[Chart and figure data]
******

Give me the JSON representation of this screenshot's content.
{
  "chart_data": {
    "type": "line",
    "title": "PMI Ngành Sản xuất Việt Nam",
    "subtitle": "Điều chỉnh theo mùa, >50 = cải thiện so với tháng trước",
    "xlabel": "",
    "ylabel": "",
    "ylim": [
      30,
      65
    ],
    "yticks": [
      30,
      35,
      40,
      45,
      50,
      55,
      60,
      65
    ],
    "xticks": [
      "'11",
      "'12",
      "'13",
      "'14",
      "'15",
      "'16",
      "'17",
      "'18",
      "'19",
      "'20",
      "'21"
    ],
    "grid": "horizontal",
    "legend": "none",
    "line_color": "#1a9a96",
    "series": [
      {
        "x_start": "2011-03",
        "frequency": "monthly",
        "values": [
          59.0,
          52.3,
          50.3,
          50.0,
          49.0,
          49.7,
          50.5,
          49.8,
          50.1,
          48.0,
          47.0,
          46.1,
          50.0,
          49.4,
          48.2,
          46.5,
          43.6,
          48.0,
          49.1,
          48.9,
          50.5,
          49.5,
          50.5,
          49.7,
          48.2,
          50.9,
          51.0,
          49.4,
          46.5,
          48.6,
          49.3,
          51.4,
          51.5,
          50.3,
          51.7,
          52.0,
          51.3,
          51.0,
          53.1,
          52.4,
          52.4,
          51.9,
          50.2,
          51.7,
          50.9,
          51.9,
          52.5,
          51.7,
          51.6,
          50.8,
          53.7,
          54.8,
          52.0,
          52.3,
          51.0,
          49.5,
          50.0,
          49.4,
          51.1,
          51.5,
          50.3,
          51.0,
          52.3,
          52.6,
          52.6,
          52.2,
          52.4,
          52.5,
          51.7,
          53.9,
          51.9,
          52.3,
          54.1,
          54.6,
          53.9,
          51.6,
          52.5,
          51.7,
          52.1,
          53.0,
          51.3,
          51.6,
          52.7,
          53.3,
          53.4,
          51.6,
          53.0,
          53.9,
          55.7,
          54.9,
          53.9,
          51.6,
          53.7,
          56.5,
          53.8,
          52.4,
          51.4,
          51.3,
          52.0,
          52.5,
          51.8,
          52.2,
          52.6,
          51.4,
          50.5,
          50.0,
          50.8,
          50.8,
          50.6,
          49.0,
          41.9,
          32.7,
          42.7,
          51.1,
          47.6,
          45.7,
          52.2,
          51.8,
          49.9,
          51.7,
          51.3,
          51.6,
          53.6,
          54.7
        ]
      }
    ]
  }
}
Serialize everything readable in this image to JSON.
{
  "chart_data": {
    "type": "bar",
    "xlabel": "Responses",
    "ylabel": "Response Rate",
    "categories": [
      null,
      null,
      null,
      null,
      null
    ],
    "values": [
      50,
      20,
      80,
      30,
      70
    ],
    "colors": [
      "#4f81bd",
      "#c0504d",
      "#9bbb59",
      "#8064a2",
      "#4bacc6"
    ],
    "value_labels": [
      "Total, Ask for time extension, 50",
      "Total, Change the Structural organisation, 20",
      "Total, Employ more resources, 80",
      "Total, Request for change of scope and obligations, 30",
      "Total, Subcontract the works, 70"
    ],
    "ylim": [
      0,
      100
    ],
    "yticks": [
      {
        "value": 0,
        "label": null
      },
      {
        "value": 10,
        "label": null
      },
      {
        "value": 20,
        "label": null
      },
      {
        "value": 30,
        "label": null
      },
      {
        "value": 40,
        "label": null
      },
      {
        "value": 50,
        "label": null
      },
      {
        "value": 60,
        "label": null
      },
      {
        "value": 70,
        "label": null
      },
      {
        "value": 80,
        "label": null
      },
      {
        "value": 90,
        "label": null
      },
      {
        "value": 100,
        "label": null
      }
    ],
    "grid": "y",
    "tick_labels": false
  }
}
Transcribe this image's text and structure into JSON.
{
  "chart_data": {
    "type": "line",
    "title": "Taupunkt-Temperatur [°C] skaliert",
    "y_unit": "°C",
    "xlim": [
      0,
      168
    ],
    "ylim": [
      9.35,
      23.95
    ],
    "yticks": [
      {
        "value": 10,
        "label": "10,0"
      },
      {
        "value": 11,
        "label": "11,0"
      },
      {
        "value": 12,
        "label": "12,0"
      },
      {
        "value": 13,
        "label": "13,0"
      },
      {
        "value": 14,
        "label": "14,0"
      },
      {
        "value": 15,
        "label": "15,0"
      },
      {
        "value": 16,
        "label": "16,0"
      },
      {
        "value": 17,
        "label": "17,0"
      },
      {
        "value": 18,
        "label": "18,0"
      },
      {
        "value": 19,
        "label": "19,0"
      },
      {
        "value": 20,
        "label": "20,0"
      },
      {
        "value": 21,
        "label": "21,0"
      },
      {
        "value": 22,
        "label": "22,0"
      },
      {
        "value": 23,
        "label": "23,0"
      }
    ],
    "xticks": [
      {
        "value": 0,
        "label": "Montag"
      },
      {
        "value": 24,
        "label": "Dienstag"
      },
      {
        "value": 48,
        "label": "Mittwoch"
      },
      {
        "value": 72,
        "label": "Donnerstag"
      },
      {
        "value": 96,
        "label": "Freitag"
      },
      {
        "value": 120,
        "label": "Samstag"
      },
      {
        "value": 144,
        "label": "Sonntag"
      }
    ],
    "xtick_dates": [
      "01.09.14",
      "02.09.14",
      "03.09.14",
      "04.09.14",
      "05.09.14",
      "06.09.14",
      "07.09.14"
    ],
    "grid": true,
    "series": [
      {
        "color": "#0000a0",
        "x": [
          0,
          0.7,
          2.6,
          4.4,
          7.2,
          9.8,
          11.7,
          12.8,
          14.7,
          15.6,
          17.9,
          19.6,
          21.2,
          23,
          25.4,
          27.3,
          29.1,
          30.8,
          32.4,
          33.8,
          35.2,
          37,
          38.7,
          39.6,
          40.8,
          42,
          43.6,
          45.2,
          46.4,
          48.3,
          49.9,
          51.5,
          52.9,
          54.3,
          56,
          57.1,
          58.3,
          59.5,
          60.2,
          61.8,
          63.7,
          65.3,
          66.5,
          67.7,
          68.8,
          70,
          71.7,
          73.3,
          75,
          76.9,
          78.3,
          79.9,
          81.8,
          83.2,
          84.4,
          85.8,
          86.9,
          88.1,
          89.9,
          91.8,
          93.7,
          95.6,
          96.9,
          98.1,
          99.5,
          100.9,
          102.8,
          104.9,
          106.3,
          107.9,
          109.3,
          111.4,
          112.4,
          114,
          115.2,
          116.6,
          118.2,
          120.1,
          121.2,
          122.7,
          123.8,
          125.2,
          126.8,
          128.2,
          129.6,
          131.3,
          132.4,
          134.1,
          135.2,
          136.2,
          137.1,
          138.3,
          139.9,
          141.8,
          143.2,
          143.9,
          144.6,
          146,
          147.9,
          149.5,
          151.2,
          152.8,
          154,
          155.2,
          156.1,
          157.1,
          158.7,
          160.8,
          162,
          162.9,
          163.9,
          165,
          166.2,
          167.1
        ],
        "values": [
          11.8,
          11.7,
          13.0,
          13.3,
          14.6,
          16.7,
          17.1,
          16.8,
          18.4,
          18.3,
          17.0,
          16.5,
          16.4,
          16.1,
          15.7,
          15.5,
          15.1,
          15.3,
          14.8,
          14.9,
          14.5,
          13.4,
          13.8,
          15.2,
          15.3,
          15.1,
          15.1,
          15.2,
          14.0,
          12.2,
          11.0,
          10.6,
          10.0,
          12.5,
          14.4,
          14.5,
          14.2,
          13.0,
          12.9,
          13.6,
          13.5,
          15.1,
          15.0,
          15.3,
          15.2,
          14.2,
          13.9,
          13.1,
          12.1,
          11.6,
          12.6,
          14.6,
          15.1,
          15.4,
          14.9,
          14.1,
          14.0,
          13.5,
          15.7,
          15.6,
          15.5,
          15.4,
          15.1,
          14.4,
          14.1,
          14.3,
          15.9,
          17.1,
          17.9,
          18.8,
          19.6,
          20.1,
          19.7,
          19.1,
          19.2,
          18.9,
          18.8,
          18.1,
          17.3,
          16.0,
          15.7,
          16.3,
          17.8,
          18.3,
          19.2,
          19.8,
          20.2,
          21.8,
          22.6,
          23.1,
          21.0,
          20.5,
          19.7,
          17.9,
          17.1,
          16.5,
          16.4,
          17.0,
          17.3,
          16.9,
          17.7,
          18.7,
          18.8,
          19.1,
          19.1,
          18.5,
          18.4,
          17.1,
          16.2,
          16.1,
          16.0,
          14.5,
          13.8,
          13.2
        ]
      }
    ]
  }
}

******

== Task ==
Extract all lines from the material above that include the word "JSON".

== Result for this exercise ==
Give me the JSON representation of this screenshot's content.
Serialize everything readable in this image to JSON.
Transcribe this image's text and structure into JSON.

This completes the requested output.